- _Data supplied_:
# # # # #

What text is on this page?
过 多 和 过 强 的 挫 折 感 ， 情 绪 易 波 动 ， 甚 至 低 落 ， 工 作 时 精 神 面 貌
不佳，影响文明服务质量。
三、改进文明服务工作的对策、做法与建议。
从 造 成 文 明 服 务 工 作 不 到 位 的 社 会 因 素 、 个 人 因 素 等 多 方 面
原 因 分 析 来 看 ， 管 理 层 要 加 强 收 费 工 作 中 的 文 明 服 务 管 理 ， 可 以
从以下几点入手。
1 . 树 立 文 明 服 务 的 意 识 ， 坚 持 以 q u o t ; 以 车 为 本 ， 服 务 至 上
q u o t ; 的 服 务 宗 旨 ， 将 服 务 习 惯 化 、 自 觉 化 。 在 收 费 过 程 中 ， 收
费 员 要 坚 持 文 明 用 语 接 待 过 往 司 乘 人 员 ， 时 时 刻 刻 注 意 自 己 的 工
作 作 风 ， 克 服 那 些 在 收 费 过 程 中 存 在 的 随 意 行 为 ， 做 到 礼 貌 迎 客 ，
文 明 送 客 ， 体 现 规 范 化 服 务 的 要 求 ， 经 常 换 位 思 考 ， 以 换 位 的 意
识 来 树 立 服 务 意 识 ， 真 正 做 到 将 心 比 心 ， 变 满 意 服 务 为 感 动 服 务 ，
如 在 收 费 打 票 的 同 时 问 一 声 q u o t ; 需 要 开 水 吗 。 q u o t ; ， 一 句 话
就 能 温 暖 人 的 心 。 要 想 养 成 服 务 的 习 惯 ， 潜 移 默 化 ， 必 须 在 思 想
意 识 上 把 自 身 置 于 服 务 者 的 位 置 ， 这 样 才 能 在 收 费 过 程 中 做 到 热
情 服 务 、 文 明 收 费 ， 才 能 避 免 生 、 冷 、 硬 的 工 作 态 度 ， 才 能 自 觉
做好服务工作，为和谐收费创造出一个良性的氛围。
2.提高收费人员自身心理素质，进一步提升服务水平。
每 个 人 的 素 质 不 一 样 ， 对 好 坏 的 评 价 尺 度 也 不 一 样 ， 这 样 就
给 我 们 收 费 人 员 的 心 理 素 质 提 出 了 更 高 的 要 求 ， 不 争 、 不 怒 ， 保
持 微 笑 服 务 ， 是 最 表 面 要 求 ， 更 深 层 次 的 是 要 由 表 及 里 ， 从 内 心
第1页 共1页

# # # # #

- _Your task_: Transcribe the entire listing above precisely.

- _Finished task_:
What text is on this page?
过 多 和 过 强 的 挫 折 感 ， 情 绪 易 波 动 ， 甚 至 低 落 ， 工 作 时 精 神 面 貌
不佳，影响文明服务质量。
三、改进文明服务工作的对策、做法与建议。
从 造 成 文 明 服 务 工 作 不 到 位 的 社 会 因 素 、 个 人 因 素 等 多 方 面
原 因 分 析 来 看 ， 管 理 层 要 加 强 收 费 工 作 中 的 文 明 服 务 管 理 ， 可 以
从以下几点入手。
1 . 树 立 文 明 服 务 的 意 识 ， 坚 持 以 q u o t ; 以 车 为 本 ， 服 务 至 上
q u o t ; 的 服 务 宗 旨 ， 将 服 务 习 惯 化 、 自 觉 化 。 在 收 费 过 程 中 ， 收
费 员 要 坚 持 文 明 用 语 接 待 过 往 司 乘 人 员 ， 时 时 刻 刻 注 意 自 己 的 工
作 作 风 ， 克 服 那 些 在 收 费 过 程 中 存 在 的 随 意 行 为 ， 做 到 礼 貌 迎 客 ，
文 明 送 客 ， 体 现 规 范 化 服 务 的 要 求 ， 经 常 换 位 思 考 ， 以 换 位 的 意
识 来 树 立 服 务 意 识 ， 真 正 做 到 将 心 比 心 ， 变 满 意 服 务 为 感 动 服 务 ，
如 在 收 费 打 票 的 同 时 问 一 声 q u o t ; 需 要 开 水 吗 。 q u o t ; ， 一 句 话
就 能 温 暖 人 的 心 。 要 想 养 成 服 务 的 习 惯 ， 潜 移 默 化 ， 必 须 在 思 想
意 识 上 把 自 身 置 于 服 务 者 的 位 置 ， 这 样 才 能 在 收 费 过 程 中 做 到 热
情 服 务 、 文 明 收 费 ， 才 能 避 免 生 、 冷 、 硬 的 工 作 态 度 ， 才 能 自 觉
做好服务工作，为和谐收费创造出一个良性的氛围。
2.提高收费人员自身心理素质，进一步提升服务水平。
每 个 人 的 素 质 不 一 样 ， 对 好 坏 的 评 价 尺 度 也 不 一 样 ， 这 样 就
给 我 们 收 费 人 员 的 心 理 素 质 提 出 了 更 高 的 要 求 ， 不 争 、 不 怒 ， 保
持 微 笑 服 务 ， 是 最 表 面 要 求 ， 更 深 层 次 的 是 要 由 表 及 里 ， 从 内 心
第1页 共1页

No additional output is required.